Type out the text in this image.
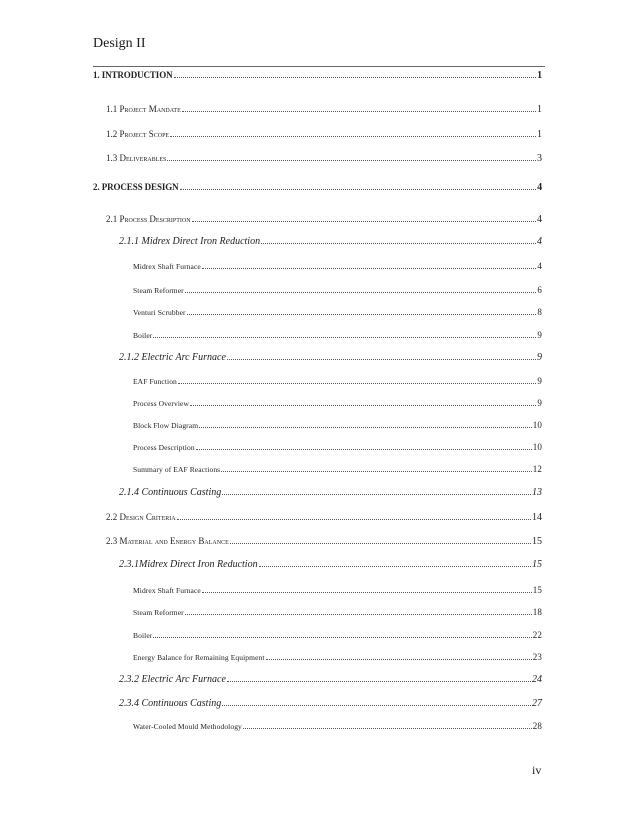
Design II
1. INTRODUCTION	1
1.1 Project Mandate	1
1.2 Project Scope	1
1.3 Deliverables	3
2. PROCESS DESIGN	4
2.1 Process Description	4
2.1.1 Midrex Direct Iron Reduction	4
Midrex Shaft Furnace	4
Steam Reformer	6
Venturi Scrubber	8
Boiler	9
2.1.2 Electric Arc Furnace	9
EAF Function	9
Process Overview	9
Block Flow Diagram	10
Process Description	10
Summary of EAF Reactions	12
2.1.4 Continuous Casting	13
2.2 Design Criteria	14
2.3 Material and Energy Balance	15
2.3.1Midrex Direct Iron Reduction	15
Midrex Shaft Furnace	15
Steam Reformer	18
Boiler	22
Energy Balance for Remaining Equipment	23
2.3.2 Electric Arc Furnace	24
2.3.4 Continuous Casting	27
Water-Cooled Mould Methodology	28
iv
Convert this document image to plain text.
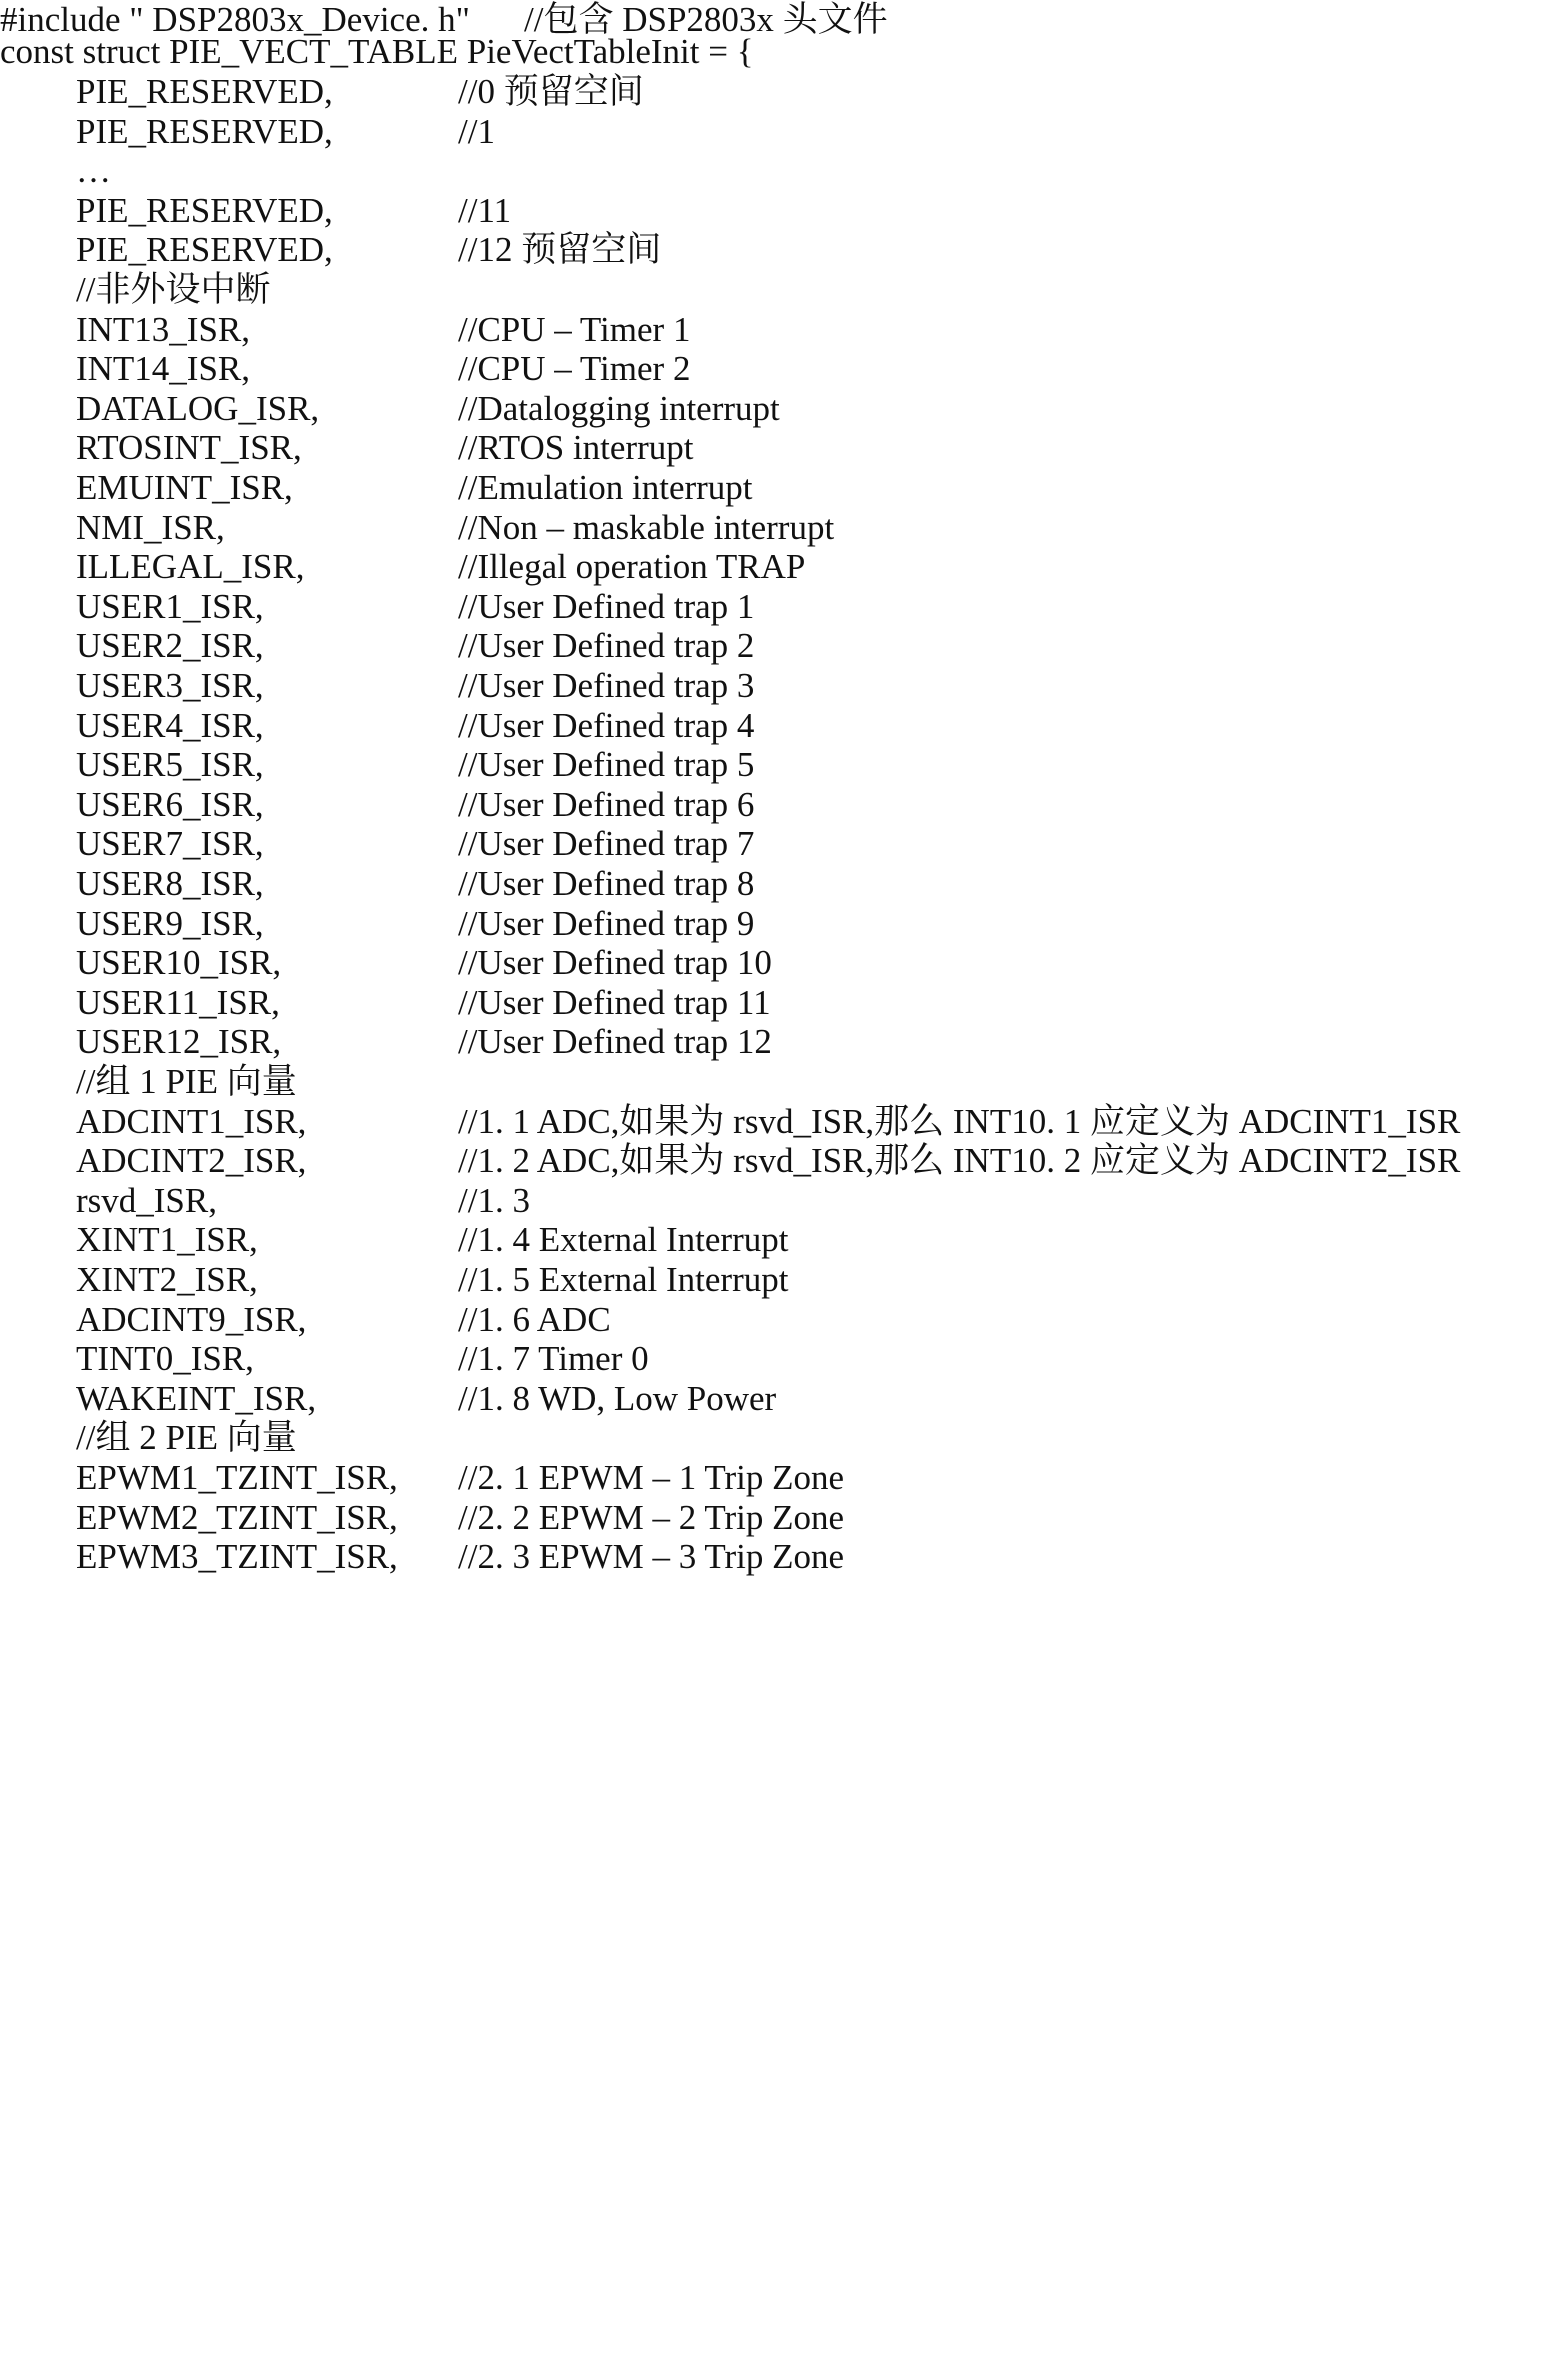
#include " DSP2803x_Device. h" //包含 DSP2803x 头文件
const struct PIE_VECT_TABLE PieVectTableInit = {
PIE_RESERVED,	//0 预留空间
PIE_RESERVED,	//1
…
PIE_RESERVED,	//11
PIE_RESERVED,	//12 预留空间
//非外设中断
INT13_ISR,	//CPU – Timer 1
INT14_ISR,	//CPU – Timer 2
DATALOG_ISR,	//Datalogging interrupt
RTOSINT_ISR,	//RTOS interrupt
EMUINT_ISR,	//Emulation interrupt
NMI_ISR,	//Non – maskable interrupt
ILLEGAL_ISR,	//Illegal operation TRAP
USER1_ISR,	//User Defined trap 1
USER2_ISR,	//User Defined trap 2
USER3_ISR,	//User Defined trap 3
USER4_ISR,	//User Defined trap 4
USER5_ISR,	//User Defined trap 5
USER6_ISR,	//User Defined trap 6
USER7_ISR,	//User Defined trap 7
USER8_ISR,	//User Defined trap 8
USER9_ISR,	//User Defined trap 9
USER10_ISR,	//User Defined trap 10
USER11_ISR,	//User Defined trap 11
USER12_ISR,	//User Defined trap 12
//组 1 PIE 向量
ADCINT1_ISR,	//1. 1 ADC,如果为 rsvd_ISR,那么 INT10. 1 应定义为 ADCINT1_ISR
ADCINT2_ISR,	//1. 2 ADC,如果为 rsvd_ISR,那么 INT10. 2 应定义为 ADCINT2_ISR
rsvd_ISR,	//1. 3
XINT1_ISR,	//1. 4 External Interrupt
XINT2_ISR,	//1. 5 External Interrupt
ADCINT9_ISR,	//1. 6 ADC
TINT0_ISR,	//1. 7 Timer 0
WAKEINT_ISR,	//1. 8 WD, Low Power
//组 2 PIE 向量
EPWM1_TZINT_ISR, //2. 1 EPWM – 1 Trip Zone
EPWM2_TZINT_ISR, //2. 2 EPWM – 2 Trip Zone
EPWM3_TZINT_ISR, //2. 3 EPWM – 3 Trip Zone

* [WHAT THIS TASK INVOLVES]:
List each line of the entries that holds the string "image".

* [FULL SOLUTION]:
Type out the text in this image.
Convert this document image to plain text.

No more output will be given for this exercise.